Data entries
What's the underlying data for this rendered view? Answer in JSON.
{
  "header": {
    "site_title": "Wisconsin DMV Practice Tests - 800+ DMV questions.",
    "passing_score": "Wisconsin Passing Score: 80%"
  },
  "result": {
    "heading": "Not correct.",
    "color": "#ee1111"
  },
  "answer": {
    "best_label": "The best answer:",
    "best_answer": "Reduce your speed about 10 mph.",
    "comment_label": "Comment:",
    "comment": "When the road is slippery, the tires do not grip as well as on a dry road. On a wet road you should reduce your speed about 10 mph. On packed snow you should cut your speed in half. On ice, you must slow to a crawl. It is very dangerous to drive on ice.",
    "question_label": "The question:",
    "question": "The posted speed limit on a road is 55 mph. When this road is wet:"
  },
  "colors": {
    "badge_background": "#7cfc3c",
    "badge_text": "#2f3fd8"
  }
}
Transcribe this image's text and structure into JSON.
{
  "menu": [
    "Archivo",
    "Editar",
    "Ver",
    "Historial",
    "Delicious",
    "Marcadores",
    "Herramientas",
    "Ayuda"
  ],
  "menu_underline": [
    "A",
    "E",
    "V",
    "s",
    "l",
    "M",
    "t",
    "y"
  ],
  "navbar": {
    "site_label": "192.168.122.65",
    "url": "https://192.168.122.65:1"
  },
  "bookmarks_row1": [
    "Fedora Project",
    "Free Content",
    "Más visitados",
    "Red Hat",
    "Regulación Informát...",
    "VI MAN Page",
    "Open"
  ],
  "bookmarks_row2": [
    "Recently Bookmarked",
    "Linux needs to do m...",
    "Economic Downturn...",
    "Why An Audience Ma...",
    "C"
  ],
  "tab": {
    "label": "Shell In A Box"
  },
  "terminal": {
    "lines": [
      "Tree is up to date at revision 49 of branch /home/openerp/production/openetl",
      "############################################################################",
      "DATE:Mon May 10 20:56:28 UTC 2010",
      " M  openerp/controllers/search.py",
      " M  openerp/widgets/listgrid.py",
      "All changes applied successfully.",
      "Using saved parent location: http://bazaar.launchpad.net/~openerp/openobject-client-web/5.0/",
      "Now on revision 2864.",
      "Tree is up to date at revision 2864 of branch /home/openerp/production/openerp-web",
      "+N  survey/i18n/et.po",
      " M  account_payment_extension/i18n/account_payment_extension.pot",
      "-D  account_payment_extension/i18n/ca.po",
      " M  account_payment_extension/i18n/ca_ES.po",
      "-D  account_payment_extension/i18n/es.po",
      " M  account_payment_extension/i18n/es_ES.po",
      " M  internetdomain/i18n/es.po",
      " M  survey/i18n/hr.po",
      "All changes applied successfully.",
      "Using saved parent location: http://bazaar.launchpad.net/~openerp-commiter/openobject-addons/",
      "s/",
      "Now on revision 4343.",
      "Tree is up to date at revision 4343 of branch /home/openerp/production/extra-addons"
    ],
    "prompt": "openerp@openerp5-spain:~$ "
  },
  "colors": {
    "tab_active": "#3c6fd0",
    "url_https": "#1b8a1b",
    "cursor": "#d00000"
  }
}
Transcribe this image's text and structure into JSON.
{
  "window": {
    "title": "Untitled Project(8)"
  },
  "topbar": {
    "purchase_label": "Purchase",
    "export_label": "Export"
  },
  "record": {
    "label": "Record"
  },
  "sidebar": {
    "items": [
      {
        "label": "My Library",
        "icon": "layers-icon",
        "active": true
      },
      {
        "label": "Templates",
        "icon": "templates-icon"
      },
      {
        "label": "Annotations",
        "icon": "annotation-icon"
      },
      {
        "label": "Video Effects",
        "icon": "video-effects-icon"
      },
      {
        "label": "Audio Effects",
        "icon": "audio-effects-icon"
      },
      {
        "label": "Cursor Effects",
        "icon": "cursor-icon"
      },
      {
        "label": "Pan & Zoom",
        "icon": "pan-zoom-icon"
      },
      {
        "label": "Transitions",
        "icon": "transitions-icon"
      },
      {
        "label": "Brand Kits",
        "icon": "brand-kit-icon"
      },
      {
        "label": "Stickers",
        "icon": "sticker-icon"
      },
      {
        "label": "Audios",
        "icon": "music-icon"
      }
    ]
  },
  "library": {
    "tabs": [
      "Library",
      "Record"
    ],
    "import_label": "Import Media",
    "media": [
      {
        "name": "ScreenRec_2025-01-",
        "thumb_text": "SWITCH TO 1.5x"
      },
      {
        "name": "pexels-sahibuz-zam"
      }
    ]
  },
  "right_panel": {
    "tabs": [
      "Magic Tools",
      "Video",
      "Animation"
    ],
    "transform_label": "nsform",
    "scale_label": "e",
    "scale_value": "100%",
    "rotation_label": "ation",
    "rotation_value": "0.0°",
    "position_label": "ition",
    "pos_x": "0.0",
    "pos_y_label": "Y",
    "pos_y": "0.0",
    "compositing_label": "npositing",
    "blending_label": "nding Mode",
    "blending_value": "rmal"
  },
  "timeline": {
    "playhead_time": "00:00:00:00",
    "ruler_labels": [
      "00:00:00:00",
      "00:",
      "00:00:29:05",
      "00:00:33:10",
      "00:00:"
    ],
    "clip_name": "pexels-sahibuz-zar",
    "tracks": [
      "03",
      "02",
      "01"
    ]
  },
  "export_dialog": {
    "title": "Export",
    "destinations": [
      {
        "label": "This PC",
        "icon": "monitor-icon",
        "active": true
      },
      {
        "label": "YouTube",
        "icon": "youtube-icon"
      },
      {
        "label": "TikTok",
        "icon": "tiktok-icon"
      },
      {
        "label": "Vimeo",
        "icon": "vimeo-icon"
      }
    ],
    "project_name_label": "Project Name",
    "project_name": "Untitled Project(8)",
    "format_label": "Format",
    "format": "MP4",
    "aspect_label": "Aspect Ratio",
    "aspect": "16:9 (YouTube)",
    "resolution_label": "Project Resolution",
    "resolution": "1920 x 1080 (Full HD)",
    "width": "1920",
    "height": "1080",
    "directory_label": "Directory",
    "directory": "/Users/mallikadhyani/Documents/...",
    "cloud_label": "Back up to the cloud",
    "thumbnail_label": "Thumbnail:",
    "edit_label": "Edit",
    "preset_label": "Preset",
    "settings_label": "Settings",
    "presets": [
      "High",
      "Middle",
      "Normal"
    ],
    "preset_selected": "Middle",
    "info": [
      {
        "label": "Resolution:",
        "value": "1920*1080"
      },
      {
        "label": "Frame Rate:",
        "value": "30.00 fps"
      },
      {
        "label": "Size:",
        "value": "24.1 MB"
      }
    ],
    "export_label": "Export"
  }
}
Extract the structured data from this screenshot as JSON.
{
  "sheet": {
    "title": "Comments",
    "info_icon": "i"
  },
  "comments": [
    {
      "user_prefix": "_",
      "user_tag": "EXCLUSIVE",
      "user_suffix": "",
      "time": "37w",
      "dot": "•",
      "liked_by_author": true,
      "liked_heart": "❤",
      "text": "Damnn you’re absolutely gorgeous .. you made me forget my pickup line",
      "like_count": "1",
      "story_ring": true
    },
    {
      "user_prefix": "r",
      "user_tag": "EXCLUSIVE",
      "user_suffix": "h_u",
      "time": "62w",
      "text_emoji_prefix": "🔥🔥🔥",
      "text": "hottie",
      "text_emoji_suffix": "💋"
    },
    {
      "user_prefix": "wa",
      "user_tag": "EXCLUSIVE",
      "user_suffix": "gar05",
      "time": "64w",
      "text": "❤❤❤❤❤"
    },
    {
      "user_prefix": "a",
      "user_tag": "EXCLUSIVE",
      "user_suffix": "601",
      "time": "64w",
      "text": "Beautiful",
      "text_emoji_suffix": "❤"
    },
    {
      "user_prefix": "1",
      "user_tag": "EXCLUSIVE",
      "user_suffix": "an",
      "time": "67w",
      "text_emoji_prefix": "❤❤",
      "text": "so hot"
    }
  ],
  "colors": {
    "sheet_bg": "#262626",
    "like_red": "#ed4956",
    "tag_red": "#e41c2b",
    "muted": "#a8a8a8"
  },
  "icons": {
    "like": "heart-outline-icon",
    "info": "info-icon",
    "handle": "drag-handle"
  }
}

## Directive
State how many lines of the listing hold the string "your"; reply with the number and nothing else.

## Answer in full
2